Task directions: Print all entries precisely as they are written.

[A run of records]
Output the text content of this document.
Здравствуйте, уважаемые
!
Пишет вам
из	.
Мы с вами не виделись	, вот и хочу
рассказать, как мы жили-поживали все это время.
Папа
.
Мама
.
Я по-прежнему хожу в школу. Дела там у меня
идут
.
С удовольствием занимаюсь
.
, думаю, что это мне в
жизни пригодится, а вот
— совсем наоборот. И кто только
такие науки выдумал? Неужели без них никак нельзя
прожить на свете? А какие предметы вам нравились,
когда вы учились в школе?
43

Written reply:
Output the text content of this document.
Здравствуйте, уважаемые
!
Пишет вам
из	.
Мы с вами не виделись	, вот и хочу
рассказать, как мы жили-поживали все это время.
Папа
.
Мама
.
Я по-прежнему хожу в школу. Дела там у меня
идут
.
С удовольствием занимаюсь
.
, думаю, что это мне в
жизни пригодится, а вот
— совсем наоборот. И кто только
такие науки выдумал? Неужели без них никак нельзя
прожить на свете? А какие предметы вам нравились,
когда вы учились в школе?
43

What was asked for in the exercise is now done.